◆ To do ◆
Copy the part of the data below that opens with its first line and closes with the line containing "value-cell: 167.8 [404,314,482,336]", both ends included.

--

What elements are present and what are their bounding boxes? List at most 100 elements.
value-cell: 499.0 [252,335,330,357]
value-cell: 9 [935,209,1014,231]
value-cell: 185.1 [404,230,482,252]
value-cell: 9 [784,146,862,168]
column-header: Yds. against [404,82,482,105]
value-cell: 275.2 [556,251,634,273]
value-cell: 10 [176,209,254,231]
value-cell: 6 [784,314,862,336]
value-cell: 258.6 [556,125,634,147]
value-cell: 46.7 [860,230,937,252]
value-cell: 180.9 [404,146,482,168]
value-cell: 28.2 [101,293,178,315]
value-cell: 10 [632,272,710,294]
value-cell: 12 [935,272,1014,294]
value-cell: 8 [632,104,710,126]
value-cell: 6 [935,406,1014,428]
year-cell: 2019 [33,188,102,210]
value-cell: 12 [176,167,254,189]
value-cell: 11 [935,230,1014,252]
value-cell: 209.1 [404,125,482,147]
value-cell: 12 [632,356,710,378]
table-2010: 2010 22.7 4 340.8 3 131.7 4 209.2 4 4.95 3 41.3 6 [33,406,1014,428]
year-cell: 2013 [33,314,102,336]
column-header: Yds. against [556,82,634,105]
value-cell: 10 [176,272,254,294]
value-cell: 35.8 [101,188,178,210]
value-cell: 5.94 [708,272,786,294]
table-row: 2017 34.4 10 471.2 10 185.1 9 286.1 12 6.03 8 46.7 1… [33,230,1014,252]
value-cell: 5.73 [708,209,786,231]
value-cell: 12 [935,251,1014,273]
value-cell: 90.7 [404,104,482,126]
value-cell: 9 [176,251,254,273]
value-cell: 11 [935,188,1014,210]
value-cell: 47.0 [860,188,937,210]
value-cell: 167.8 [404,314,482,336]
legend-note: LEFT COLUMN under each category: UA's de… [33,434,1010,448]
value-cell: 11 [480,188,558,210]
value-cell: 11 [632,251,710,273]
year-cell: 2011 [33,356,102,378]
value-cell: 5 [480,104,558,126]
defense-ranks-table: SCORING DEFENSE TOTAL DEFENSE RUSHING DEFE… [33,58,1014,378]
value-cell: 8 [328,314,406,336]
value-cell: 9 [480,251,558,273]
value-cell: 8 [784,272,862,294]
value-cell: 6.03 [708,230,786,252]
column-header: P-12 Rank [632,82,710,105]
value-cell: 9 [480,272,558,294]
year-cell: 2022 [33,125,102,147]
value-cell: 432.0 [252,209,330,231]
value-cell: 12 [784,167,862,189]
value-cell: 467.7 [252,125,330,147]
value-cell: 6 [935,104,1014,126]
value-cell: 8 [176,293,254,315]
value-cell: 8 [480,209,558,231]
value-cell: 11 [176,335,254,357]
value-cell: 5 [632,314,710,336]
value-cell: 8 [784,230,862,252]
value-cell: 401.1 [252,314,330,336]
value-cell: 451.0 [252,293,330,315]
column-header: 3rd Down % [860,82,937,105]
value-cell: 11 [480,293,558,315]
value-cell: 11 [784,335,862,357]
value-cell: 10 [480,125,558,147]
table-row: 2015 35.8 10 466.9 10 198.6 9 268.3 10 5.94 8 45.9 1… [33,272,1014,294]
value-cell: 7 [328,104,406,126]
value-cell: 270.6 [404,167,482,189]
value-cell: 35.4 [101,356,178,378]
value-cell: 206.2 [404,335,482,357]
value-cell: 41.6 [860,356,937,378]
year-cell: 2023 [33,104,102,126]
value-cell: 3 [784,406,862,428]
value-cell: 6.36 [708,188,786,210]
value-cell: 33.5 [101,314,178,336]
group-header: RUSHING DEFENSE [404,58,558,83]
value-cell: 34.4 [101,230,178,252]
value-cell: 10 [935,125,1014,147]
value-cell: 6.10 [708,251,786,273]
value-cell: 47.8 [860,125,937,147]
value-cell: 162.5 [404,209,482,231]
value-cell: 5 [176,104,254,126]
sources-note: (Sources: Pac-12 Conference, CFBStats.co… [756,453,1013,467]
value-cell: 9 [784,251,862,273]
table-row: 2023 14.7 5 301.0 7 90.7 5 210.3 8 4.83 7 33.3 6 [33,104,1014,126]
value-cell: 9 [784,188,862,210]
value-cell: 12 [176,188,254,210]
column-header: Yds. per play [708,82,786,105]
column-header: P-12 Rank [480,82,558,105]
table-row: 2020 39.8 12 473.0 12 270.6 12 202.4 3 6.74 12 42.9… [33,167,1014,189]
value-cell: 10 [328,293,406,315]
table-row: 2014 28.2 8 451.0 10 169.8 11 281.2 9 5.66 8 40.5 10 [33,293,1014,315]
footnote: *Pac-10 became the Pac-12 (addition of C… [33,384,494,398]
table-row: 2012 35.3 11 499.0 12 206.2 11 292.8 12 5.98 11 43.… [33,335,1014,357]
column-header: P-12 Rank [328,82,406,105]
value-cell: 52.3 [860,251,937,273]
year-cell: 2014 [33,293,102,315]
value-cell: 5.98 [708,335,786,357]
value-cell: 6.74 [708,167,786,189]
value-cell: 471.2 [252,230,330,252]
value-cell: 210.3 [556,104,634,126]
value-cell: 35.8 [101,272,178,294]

--

◆ Finished exercise ◆
What elements are present and what are their bounding boxes? List at most 100 elements.
value-cell: 499.0 [252,335,330,357]
value-cell: 9 [935,209,1014,231]
value-cell: 185.1 [404,230,482,252]
value-cell: 9 [784,146,862,168]
column-header: Yds. against [404,82,482,105]
value-cell: 275.2 [556,251,634,273]
value-cell: 10 [176,209,254,231]
value-cell: 6 [784,314,862,336]
value-cell: 258.6 [556,125,634,147]
value-cell: 46.7 [860,230,937,252]
value-cell: 180.9 [404,146,482,168]
value-cell: 28.2 [101,293,178,315]
value-cell: 10 [632,272,710,294]
value-cell: 12 [935,272,1014,294]
value-cell: 8 [632,104,710,126]
value-cell: 6 [935,406,1014,428]
year-cell: 2019 [33,188,102,210]
value-cell: 12 [176,167,254,189]
value-cell: 11 [935,230,1014,252]
value-cell: 209.1 [404,125,482,147]
value-cell: 12 [632,356,710,378]
table-2010: 2010 22.7 4 340.8 3 131.7 4 209.2 4 4.95 3 41.3 6 [33,406,1014,428]
year-cell: 2013 [33,314,102,336]
column-header: Yds. against [556,82,634,105]
value-cell: 10 [176,272,254,294]
value-cell: 35.8 [101,188,178,210]
value-cell: 5.94 [708,272,786,294]
table-row: 2017 34.4 10 471.2 10 185.1 9 286.1 12 6.03 8 46.7 1… [33,230,1014,252]
value-cell: 5.73 [708,209,786,231]
value-cell: 12 [935,251,1014,273]
value-cell: 90.7 [404,104,482,126]
value-cell: 9 [176,251,254,273]
value-cell: 11 [935,188,1014,210]
value-cell: 47.0 [860,188,937,210]
value-cell: 167.8 [404,314,482,336]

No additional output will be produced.